--- REQUEST ---
Check each line of the entries below for the string "value"; copy every line where it appears.

--- INPUT ROWS ---
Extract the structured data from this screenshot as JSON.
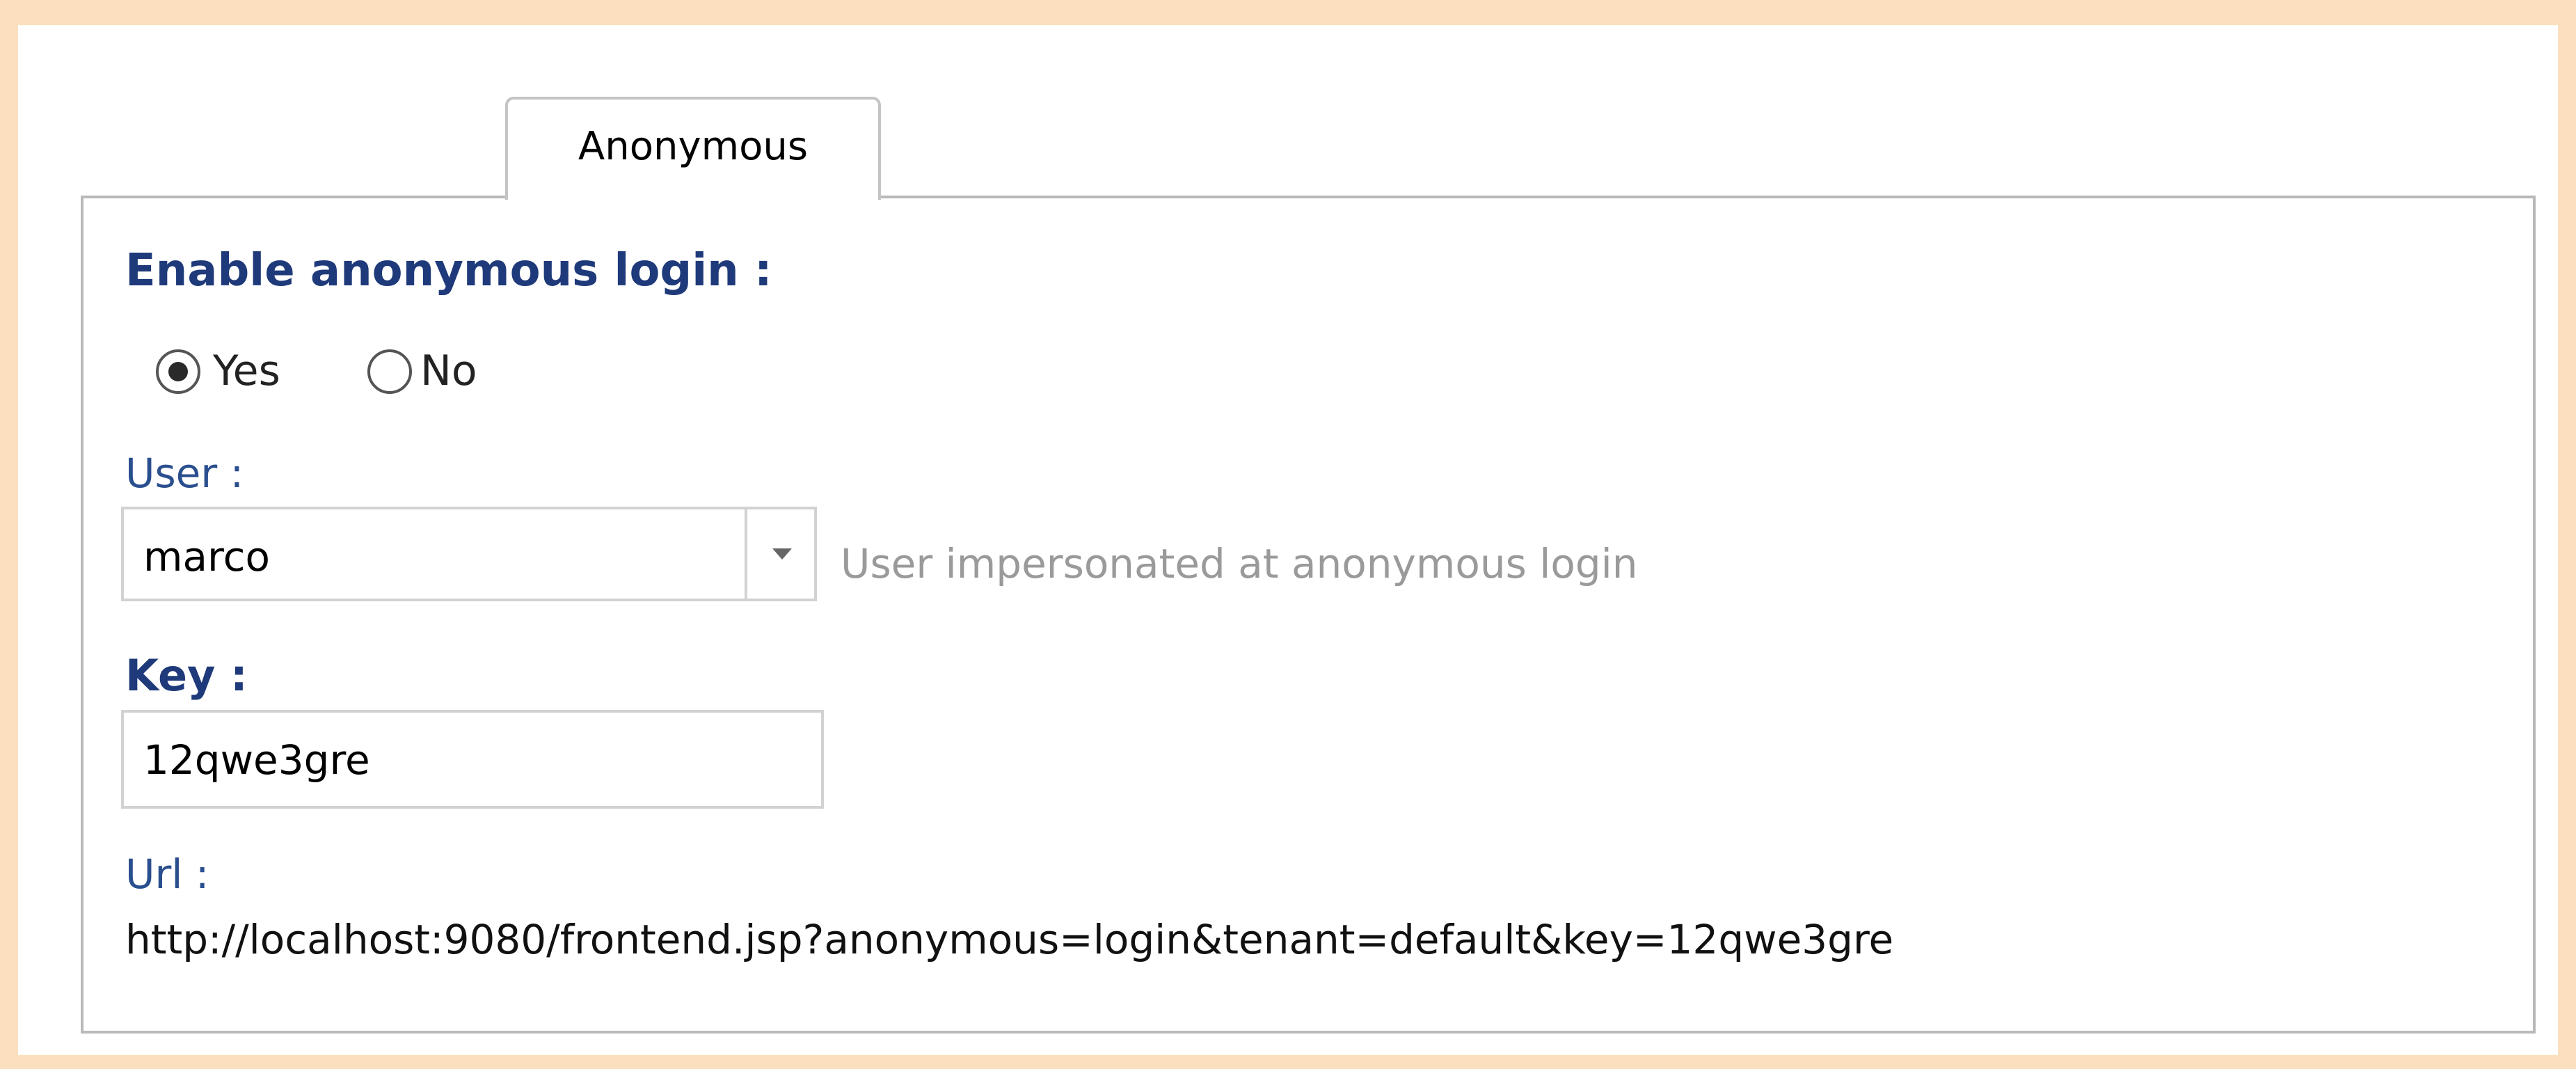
{
  "tabs": [
    {
      "label": "Anonymous",
      "active": true
    }
  ],
  "anonymous_login": {
    "title": "Enable anonymous login :",
    "options": [
      {
        "label": "Yes",
        "selected": true
      },
      {
        "label": "No",
        "selected": false
      }
    ]
  },
  "user": {
    "label": "User :",
    "value": "marco",
    "hint": "User impersonated at anonymous login"
  },
  "key": {
    "label": "Key :",
    "value": "12qwe3gre"
  },
  "url": {
    "label": "Url :",
    "value": "http://localhost:9080/frontend.jsp?anonymous=login&tenant=default&key=12qwe3gre"
  },
  "colors": {
    "background": "#fcdfbe",
    "heading": "#1f3a7a",
    "label": "#2a4f8e",
    "hint": "#9a9a9a",
    "border": "#b9b9b9"
  },
  "icons": {
    "dropdown": "chevron-down-icon"
  }
}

--- TASK ANSWER ---
    "value": "marco",
    "value": "12qwe3gre"
    "value": "http://localhost:9080/frontend.jsp?anonymous=login&tenant=default&key=12qwe3gre"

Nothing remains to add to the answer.